Given exercise: Extract all of the entries and give them again, word for word.

Dataset:

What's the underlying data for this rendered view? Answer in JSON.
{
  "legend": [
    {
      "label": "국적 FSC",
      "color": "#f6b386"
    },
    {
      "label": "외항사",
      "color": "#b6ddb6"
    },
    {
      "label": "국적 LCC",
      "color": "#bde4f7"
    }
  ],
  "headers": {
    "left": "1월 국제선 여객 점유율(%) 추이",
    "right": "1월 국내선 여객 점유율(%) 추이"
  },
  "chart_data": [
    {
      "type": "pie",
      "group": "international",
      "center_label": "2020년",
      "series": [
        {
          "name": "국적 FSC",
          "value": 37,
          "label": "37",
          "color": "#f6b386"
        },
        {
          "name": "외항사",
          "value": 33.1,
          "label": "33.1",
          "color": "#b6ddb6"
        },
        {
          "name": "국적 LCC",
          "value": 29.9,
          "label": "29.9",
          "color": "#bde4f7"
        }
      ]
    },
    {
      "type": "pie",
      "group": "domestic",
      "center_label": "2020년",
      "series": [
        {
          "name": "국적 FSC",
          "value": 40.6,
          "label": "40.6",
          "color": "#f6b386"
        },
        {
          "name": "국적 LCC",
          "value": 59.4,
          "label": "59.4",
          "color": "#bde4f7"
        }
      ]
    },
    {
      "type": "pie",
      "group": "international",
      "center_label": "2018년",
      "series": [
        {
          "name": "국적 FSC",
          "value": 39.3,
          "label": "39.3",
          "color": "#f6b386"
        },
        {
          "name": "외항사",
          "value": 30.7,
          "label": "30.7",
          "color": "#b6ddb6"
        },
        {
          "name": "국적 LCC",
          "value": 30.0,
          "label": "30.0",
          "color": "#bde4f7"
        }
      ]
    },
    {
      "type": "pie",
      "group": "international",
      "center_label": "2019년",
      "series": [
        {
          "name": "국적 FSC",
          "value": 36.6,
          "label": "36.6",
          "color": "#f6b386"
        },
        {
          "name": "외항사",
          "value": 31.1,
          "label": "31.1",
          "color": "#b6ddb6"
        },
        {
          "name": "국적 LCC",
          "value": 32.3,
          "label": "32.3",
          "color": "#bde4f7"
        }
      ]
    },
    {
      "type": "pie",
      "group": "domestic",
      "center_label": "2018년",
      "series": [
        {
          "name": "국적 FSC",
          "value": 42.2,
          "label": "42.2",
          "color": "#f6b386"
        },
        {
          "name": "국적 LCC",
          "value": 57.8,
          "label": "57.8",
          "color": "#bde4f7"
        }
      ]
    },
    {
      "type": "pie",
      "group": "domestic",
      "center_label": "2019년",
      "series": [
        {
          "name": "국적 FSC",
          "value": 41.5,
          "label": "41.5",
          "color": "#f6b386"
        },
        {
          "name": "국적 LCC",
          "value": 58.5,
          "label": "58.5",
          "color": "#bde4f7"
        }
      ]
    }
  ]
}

Full response:
What's the underlying data for this rendered view? Answer in JSON.
{
  "legend": [
    {
      "label": "국적 FSC",
      "color": "#f6b386"
    },
    {
      "label": "외항사",
      "color": "#b6ddb6"
    },
    {
      "label": "국적 LCC",
      "color": "#bde4f7"
    }
  ],
  "headers": {
    "left": "1월 국제선 여객 점유율(%) 추이",
    "right": "1월 국내선 여객 점유율(%) 추이"
  },
  "chart_data": [
    {
      "type": "pie",
      "group": "international",
      "center_label": "2020년",
      "series": [
        {
          "name": "국적 FSC",
          "value": 37,
          "label": "37",
          "color": "#f6b386"
        },
        {
          "name": "외항사",
          "value": 33.1,
          "label": "33.1",
          "color": "#b6ddb6"
        },
        {
          "name": "국적 LCC",
          "value": 29.9,
          "label": "29.9",
          "color": "#bde4f7"
        }
      ]
    },
    {
      "type": "pie",
      "group": "domestic",
      "center_label": "2020년",
      "series": [
        {
          "name": "국적 FSC",
          "value": 40.6,
          "label": "40.6",
          "color": "#f6b386"
        },
        {
          "name": "국적 LCC",
          "value": 59.4,
          "label": "59.4",
          "color": "#bde4f7"
        }
      ]
    },
    {
      "type": "pie",
      "group": "international",
      "center_label": "2018년",
      "series": [
        {
          "name": "국적 FSC",
          "value": 39.3,
          "label": "39.3",
          "color": "#f6b386"
        },
        {
          "name": "외항사",
          "value": 30.7,
          "label": "30.7",
          "color": "#b6ddb6"
        },
        {
          "name": "국적 LCC",
          "value": 30.0,
          "label": "30.0",
          "color": "#bde4f7"
        }
      ]
    },
    {
      "type": "pie",
      "group": "international",
      "center_label": "2019년",
      "series": [
        {
          "name": "국적 FSC",
          "value": 36.6,
          "label": "36.6",
          "color": "#f6b386"
        },
        {
          "name": "외항사",
          "value": 31.1,
          "label": "31.1",
          "color": "#b6ddb6"
        },
        {
          "name": "국적 LCC",
          "value": 32.3,
          "label": "32.3",
          "color": "#bde4f7"
        }
      ]
    },
    {
      "type": "pie",
      "group": "domestic",
      "center_label": "2018년",
      "series": [
        {
          "name": "국적 FSC",
          "value": 42.2,
          "label": "42.2",
          "color": "#f6b386"
        },
        {
          "name": "국적 LCC",
          "value": 57.8,
          "label": "57.8",
          "color": "#bde4f7"
        }
      ]
    },
    {
      "type": "pie",
      "group": "domestic",
      "center_label": "2019년",
      "series": [
        {
          "name": "국적 FSC",
          "value": 41.5,
          "label": "41.5",
          "color": "#f6b386"
        },
        {
          "name": "국적 LCC",
          "value": 58.5,
          "label": "58.5",
          "color": "#bde4f7"
        }
      ]
    }
  ]
}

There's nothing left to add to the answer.